Stated exercise |
Give back all the data exactly, line by line.

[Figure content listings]
━━━━━━━━━━

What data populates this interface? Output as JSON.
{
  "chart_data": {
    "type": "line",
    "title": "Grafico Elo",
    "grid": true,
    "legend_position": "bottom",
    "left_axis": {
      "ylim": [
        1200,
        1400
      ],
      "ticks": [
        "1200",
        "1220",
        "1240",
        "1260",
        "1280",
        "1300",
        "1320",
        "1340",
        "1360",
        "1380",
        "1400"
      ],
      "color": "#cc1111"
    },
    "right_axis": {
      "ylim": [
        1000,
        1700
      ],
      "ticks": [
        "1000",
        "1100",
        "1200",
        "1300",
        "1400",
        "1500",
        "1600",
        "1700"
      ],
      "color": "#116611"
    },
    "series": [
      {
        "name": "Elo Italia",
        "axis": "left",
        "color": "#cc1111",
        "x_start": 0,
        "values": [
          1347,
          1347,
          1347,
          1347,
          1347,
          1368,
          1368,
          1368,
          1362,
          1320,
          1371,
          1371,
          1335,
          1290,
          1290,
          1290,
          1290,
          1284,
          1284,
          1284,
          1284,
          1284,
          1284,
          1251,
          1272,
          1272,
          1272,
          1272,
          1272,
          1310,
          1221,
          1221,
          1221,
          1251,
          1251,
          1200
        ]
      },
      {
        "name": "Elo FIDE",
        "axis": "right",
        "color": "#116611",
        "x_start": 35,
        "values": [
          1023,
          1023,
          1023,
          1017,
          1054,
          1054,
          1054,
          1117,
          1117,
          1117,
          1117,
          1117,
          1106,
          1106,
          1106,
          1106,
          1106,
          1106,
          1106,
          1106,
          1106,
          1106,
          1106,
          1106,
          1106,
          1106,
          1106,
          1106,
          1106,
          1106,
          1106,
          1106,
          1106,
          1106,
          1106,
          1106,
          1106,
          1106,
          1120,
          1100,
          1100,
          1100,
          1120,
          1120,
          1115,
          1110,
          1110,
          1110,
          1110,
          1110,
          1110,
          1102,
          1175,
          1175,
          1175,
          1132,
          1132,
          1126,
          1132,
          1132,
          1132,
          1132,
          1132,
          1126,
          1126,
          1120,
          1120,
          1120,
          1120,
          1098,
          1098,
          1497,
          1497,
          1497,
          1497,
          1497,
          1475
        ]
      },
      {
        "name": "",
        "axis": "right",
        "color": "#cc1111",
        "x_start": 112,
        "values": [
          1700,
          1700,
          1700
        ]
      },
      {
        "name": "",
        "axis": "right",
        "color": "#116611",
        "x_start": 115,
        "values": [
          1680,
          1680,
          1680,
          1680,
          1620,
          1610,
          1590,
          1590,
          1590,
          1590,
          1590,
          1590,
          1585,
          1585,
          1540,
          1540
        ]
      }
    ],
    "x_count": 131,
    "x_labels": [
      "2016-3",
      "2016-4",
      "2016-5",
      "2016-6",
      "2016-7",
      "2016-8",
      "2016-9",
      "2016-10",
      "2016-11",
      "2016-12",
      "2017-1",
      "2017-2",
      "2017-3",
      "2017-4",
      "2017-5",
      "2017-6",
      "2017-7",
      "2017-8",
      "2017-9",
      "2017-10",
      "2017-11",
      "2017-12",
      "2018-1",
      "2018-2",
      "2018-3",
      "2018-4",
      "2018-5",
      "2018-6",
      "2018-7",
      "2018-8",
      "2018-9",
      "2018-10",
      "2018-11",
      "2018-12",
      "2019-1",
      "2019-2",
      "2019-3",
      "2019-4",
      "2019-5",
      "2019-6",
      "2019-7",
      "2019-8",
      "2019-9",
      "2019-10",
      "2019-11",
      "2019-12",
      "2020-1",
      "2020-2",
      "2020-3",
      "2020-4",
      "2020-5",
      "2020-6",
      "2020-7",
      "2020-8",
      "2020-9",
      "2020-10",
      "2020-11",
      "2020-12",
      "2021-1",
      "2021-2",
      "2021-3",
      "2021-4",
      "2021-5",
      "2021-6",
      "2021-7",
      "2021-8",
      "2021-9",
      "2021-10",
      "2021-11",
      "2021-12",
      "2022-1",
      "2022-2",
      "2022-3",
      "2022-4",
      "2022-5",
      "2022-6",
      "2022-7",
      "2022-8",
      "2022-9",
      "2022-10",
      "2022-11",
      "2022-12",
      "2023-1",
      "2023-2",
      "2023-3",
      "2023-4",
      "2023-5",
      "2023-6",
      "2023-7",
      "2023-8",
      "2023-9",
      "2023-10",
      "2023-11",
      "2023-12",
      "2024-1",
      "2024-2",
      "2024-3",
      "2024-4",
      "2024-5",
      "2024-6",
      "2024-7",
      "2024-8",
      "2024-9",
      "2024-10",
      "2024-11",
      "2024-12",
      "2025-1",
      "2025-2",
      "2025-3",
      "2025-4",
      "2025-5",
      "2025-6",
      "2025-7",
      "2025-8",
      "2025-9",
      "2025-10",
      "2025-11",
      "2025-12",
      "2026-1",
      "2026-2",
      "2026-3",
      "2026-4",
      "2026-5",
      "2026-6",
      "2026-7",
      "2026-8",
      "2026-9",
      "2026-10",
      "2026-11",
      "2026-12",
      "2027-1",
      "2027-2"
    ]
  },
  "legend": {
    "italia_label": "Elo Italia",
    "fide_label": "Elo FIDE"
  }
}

━━━━━━━━━━

Full response |
What data populates this interface? Output as JSON.
{
  "chart_data": {
    "type": "line",
    "title": "Grafico Elo",
    "grid": true,
    "legend_position": "bottom",
    "left_axis": {
      "ylim": [
        1200,
        1400
      ],
      "ticks": [
        "1200",
        "1220",
        "1240",
        "1260",
        "1280",
        "1300",
        "1320",
        "1340",
        "1360",
        "1380",
        "1400"
      ],
      "color": "#cc1111"
    },
    "right_axis": {
      "ylim": [
        1000,
        1700
      ],
      "ticks": [
        "1000",
        "1100",
        "1200",
        "1300",
        "1400",
        "1500",
        "1600",
        "1700"
      ],
      "color": "#116611"
    },
    "series": [
      {
        "name": "Elo Italia",
        "axis": "left",
        "color": "#cc1111",
        "x_start": 0,
        "values": [
          1347,
          1347,
          1347,
          1347,
          1347,
          1368,
          1368,
          1368,
          1362,
          1320,
          1371,
          1371,
          1335,
          1290,
          1290,
          1290,
          1290,
          1284,
          1284,
          1284,
          1284,
          1284,
          1284,
          1251,
          1272,
          1272,
          1272,
          1272,
          1272,
          1310,
          1221,
          1221,
          1221,
          1251,
          1251,
          1200
        ]
      },
      {
        "name": "Elo FIDE",
        "axis": "right",
        "color": "#116611",
        "x_start": 35,
        "values": [
          1023,
          1023,
          1023,
          1017,
          1054,
          1054,
          1054,
          1117,
          1117,
          1117,
          1117,
          1117,
          1106,
          1106,
          1106,
          1106,
          1106,
          1106,
          1106,
          1106,
          1106,
          1106,
          1106,
          1106,
          1106,
          1106,
          1106,
          1106,
          1106,
          1106,
          1106,
          1106,
          1106,
          1106,
          1106,
          1106,
          1106,
          1106,
          1120,
          1100,
          1100,
          1100,
          1120,
          1120,
          1115,
          1110,
          1110,
          1110,
          1110,
          1110,
          1110,
          1102,
          1175,
          1175,
          1175,
          1132,
          1132,
          1126,
          1132,
          1132,
          1132,
          1132,
          1132,
          1126,
          1126,
          1120,
          1120,
          1120,
          1120,
          1098,
          1098,
          1497,
          1497,
          1497,
          1497,
          1497,
          1475
        ]
      },
      {
        "name": "",
        "axis": "right",
        "color": "#cc1111",
        "x_start": 112,
        "values": [
          1700,
          1700,
          1700
        ]
      },
      {
        "name": "",
        "axis": "right",
        "color": "#116611",
        "x_start": 115,
        "values": [
          1680,
          1680,
          1680,
          1680,
          1620,
          1610,
          1590,
          1590,
          1590,
          1590,
          1590,
          1590,
          1585,
          1585,
          1540,
          1540
        ]
      }
    ],
    "x_count": 131,
    "x_labels": [
      "2016-3",
      "2016-4",
      "2016-5",
      "2016-6",
      "2016-7",
      "2016-8",
      "2016-9",
      "2016-10",
      "2016-11",
      "2016-12",
      "2017-1",
      "2017-2",
      "2017-3",
      "2017-4",
      "2017-5",
      "2017-6",
      "2017-7",
      "2017-8",
      "2017-9",
      "2017-10",
      "2017-11",
      "2017-12",
      "2018-1",
      "2018-2",
      "2018-3",
      "2018-4",
      "2018-5",
      "2018-6",
      "2018-7",
      "2018-8",
      "2018-9",
      "2018-10",
      "2018-11",
      "2018-12",
      "2019-1",
      "2019-2",
      "2019-3",
      "2019-4",
      "2019-5",
      "2019-6",
      "2019-7",
      "2019-8",
      "2019-9",
      "2019-10",
      "2019-11",
      "2019-12",
      "2020-1",
      "2020-2",
      "2020-3",
      "2020-4",
      "2020-5",
      "2020-6",
      "2020-7",
      "2020-8",
      "2020-9",
      "2020-10",
      "2020-11",
      "2020-12",
      "2021-1",
      "2021-2",
      "2021-3",
      "2021-4",
      "2021-5",
      "2021-6",
      "2021-7",
      "2021-8",
      "2021-9",
      "2021-10",
      "2021-11",
      "2021-12",
      "2022-1",
      "2022-2",
      "2022-3",
      "2022-4",
      "2022-5",
      "2022-6",
      "2022-7",
      "2022-8",
      "2022-9",
      "2022-10",
      "2022-11",
      "2022-12",
      "2023-1",
      "2023-2",
      "2023-3",
      "2023-4",
      "2023-5",
      "2023-6",
      "2023-7",
      "2023-8",
      "2023-9",
      "2023-10",
      "2023-11",
      "2023-12",
      "2024-1",
      "2024-2",
      "2024-3",
      "2024-4",
      "2024-5",
      "2024-6",
      "2024-7",
      "2024-8",
      "2024-9",
      "2024-10",
      "2024-11",
      "2024-12",
      "2025-1",
      "2025-2",
      "2025-3",
      "2025-4",
      "2025-5",
      "2025-6",
      "2025-7",
      "2025-8",
      "2025-9",
      "2025-10",
      "2025-11",
      "2025-12",
      "2026-1",
      "2026-2",
      "2026-3",
      "2026-4",
      "2026-5",
      "2026-6",
      "2026-7",
      "2026-8",
      "2026-9",
      "2026-10",
      "2026-11",
      "2026-12",
      "2027-1",
      "2027-2"
    ]
  },
  "legend": {
    "italia_label": "Elo Italia",
    "fide_label": "Elo FIDE"
  }
}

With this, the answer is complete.